* SET EXERCISE
Repeat each entry as written and leave the images out of the copy.

* EXTRACTED RECORDS
◇ ◇ ◇ ◇
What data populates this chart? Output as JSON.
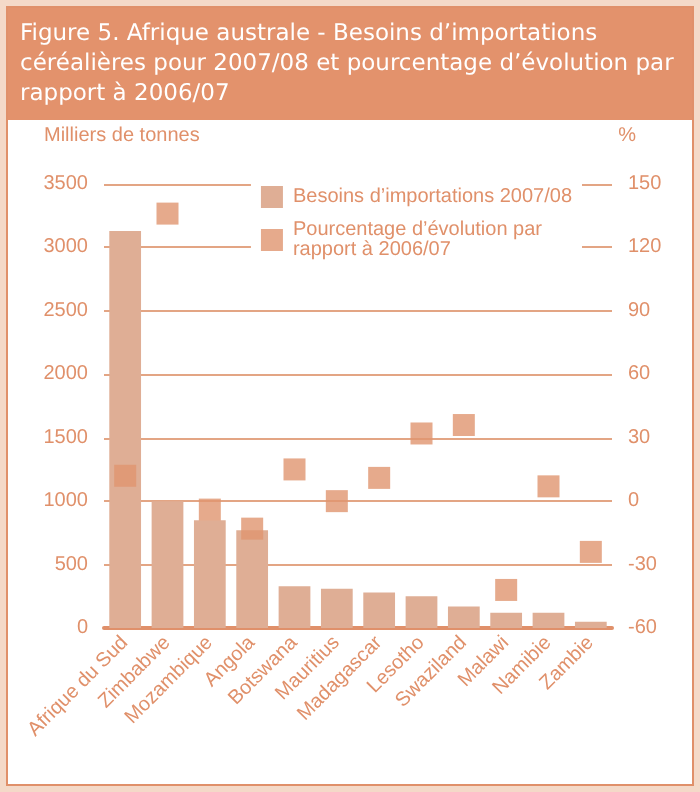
{
  "chart_data": {
    "type": "bar",
    "title": "Figure 5. Afrique australe - Besoins d’importations céréalières pour 2007/08 et pourcentage d’évolution par rapport à 2006/07",
    "ylabel": "Milliers de tonnes",
    "y2label": "%",
    "categories": [
      "Afrique du Sud",
      "Zimbabwe",
      "Mozambique",
      "Angola",
      "Botswana",
      "Mauritius",
      "Madagascar",
      "Lesotho",
      "Swaziland",
      "Malawi",
      "Namibie",
      "Zambie"
    ],
    "series": [
      {
        "name": "Besoins d’importations 2007/08",
        "color": "#dfae95",
        "values": [
          3130,
          1000,
          850,
          770,
          330,
          310,
          280,
          250,
          170,
          120,
          120,
          50
        ]
      },
      {
        "name": "Pourcentage d’évolution par rapport à 2006/07",
        "type": "scatter",
        "axis": "y2",
        "color": "#e0956f",
        "marker": "square",
        "values": [
          12,
          136,
          -4,
          -13,
          15,
          0,
          11,
          32,
          36,
          -42,
          7,
          -24
        ]
      }
    ],
    "ylim": [
      0,
      3500
    ],
    "yticks": [
      0,
      500,
      1000,
      1500,
      2000,
      2500,
      3000,
      3500
    ],
    "y2lim": [
      -60,
      150
    ],
    "y2ticks": [
      -60,
      -30,
      0,
      30,
      60,
      90,
      120,
      150
    ],
    "grid": "y",
    "legend": "top right"
  }
}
◇ ◇ ◇ ◇
* OUTPUT FOR THIS EXERCISE
What data populates this chart? Output as JSON.
{
  "chart_data": {
    "type": "bar",
    "title": "Figure 5. Afrique australe - Besoins d’importations céréalières pour 2007/08 et pourcentage d’évolution par rapport à 2006/07",
    "ylabel": "Milliers de tonnes",
    "y2label": "%",
    "categories": [
      "Afrique du Sud",
      "Zimbabwe",
      "Mozambique",
      "Angola",
      "Botswana",
      "Mauritius",
      "Madagascar",
      "Lesotho",
      "Swaziland",
      "Malawi",
      "Namibie",
      "Zambie"
    ],
    "series": [
      {
        "name": "Besoins d’importations 2007/08",
        "color": "#dfae95",
        "values": [
          3130,
          1000,
          850,
          770,
          330,
          310,
          280,
          250,
          170,
          120,
          120,
          50
        ]
      },
      {
        "name": "Pourcentage d’évolution par rapport à 2006/07",
        "type": "scatter",
        "axis": "y2",
        "color": "#e0956f",
        "marker": "square",
        "values": [
          12,
          136,
          -4,
          -13,
          15,
          0,
          11,
          32,
          36,
          -42,
          7,
          -24
        ]
      }
    ],
    "ylim": [
      0,
      3500
    ],
    "yticks": [
      0,
      500,
      1000,
      1500,
      2000,
      2500,
      3000,
      3500
    ],
    "y2lim": [
      -60,
      150
    ],
    "y2ticks": [
      -60,
      -30,
      0,
      30,
      60,
      90,
      120,
      150
    ],
    "grid": "y",
    "legend": "top right"
  }
}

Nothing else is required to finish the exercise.